- _PROBLEM TO SOLVE_: Read the records below and copy each line that contains "Количество".

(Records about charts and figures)
>>>

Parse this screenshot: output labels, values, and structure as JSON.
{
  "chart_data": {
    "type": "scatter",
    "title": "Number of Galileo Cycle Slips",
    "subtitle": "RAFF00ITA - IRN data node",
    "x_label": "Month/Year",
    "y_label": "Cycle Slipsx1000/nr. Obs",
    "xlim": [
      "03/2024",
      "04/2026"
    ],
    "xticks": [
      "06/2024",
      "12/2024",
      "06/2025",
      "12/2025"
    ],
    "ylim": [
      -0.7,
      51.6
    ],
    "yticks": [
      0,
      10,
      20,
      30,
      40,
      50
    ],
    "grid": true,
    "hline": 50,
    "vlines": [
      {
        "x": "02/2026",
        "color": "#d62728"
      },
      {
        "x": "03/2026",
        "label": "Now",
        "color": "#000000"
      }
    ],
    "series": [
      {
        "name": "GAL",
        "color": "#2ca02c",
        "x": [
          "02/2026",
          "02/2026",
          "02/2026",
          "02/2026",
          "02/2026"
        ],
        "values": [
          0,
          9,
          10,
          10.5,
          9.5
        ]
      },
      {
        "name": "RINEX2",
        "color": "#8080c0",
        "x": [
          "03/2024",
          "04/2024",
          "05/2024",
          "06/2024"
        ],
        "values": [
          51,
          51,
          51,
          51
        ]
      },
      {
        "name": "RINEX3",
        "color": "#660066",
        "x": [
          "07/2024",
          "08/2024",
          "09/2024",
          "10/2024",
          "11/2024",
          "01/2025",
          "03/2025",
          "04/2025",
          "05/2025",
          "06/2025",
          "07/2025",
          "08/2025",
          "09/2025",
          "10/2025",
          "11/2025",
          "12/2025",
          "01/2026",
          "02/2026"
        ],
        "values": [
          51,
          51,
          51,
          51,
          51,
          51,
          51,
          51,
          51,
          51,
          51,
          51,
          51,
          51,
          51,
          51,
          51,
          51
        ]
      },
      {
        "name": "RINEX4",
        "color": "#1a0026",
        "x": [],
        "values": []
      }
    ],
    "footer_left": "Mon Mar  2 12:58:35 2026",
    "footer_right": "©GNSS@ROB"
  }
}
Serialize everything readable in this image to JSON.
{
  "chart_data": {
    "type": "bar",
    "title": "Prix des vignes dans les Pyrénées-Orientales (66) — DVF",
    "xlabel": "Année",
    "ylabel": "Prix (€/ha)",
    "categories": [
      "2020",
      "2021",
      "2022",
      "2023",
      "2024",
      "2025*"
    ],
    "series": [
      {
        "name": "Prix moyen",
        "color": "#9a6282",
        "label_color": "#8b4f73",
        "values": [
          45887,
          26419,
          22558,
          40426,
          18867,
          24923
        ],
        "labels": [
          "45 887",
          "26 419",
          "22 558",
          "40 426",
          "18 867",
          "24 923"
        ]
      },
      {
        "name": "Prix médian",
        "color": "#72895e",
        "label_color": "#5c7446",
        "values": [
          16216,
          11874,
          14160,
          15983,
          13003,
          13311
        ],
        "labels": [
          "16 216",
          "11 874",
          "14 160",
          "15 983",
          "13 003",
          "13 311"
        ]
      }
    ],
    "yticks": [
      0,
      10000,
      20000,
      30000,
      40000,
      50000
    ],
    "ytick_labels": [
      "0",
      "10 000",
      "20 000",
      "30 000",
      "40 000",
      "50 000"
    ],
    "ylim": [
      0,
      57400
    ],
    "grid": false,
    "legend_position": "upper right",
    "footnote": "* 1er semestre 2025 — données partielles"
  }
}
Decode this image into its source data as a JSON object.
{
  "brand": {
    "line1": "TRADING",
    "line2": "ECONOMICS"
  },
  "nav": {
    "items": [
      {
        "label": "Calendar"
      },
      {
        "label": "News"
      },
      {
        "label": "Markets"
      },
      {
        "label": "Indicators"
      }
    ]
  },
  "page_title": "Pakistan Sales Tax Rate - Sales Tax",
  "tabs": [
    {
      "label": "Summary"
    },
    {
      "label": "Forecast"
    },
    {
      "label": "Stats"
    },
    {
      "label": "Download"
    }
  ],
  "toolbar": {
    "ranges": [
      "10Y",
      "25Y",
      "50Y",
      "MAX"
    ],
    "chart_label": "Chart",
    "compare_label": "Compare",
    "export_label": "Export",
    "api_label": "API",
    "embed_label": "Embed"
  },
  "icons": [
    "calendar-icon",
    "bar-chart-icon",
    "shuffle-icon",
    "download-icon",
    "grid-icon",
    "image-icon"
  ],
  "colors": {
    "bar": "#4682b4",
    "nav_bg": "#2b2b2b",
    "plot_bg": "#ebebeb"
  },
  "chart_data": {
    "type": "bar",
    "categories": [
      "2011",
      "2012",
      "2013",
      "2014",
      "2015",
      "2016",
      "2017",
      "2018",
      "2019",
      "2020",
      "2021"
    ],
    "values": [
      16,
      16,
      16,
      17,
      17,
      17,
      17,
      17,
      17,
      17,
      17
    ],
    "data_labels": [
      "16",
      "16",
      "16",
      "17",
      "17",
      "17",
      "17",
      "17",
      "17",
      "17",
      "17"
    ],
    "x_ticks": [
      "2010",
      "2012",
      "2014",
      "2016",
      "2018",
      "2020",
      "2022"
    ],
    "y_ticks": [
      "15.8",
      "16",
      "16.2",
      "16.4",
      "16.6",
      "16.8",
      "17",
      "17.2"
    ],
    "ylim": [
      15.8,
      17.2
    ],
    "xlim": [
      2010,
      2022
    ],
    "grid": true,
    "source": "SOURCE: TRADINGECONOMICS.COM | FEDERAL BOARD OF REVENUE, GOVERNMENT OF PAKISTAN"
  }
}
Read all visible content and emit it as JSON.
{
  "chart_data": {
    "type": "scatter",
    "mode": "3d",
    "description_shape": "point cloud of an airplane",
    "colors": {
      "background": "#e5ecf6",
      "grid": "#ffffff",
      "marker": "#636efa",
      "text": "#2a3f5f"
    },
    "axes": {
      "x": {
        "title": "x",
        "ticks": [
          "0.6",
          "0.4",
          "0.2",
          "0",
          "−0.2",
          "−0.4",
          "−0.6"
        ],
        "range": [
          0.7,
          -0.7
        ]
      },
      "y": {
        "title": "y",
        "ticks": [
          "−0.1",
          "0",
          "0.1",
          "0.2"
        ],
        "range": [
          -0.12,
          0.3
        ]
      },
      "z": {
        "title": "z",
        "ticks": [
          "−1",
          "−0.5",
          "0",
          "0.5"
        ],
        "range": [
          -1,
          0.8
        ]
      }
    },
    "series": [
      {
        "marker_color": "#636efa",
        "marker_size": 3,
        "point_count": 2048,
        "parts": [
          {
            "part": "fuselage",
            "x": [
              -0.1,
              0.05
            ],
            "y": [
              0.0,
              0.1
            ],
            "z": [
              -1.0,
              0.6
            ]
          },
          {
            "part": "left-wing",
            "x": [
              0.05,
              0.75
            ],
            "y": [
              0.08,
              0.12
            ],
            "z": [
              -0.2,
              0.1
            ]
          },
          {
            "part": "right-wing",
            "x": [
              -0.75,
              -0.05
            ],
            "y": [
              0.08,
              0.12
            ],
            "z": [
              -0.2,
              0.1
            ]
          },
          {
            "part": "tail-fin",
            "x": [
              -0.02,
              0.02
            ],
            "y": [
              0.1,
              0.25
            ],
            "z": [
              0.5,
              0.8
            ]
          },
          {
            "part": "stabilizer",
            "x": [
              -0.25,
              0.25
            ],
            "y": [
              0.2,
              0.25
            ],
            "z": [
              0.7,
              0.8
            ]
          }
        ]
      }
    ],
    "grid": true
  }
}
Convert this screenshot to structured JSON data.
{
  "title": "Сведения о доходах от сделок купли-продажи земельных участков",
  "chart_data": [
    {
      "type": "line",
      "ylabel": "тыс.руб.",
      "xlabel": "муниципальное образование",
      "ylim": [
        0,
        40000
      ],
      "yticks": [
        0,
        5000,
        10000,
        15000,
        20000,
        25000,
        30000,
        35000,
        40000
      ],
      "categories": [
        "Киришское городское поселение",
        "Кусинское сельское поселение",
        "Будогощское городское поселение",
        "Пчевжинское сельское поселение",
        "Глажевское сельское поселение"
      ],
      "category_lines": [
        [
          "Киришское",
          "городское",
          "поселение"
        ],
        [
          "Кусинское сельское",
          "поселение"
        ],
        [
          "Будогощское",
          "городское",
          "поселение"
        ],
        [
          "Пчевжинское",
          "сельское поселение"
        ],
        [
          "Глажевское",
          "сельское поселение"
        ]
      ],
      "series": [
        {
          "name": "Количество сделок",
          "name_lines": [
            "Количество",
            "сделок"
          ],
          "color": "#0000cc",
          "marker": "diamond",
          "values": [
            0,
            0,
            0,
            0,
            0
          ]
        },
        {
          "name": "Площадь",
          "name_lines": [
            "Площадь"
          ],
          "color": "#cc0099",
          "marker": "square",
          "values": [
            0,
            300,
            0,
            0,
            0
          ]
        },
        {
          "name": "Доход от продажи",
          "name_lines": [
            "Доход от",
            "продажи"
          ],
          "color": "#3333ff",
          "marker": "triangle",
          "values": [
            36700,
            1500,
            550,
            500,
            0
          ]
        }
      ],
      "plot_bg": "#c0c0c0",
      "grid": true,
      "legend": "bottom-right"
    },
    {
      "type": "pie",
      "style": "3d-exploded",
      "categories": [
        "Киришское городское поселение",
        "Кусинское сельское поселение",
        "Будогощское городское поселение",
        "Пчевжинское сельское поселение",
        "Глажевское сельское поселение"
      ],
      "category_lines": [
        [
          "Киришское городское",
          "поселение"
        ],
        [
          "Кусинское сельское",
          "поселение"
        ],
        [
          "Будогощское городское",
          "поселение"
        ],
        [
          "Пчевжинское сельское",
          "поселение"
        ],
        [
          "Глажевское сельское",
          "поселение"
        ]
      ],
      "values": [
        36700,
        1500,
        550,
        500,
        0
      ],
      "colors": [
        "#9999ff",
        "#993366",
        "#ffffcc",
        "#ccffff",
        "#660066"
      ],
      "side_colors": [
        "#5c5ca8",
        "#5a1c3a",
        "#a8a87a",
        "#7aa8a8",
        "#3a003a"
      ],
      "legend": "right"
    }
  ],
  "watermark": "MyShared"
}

<<<

- _EXERCISE RESPONSE_:
          "name": "Количество сделок",
            "Количество",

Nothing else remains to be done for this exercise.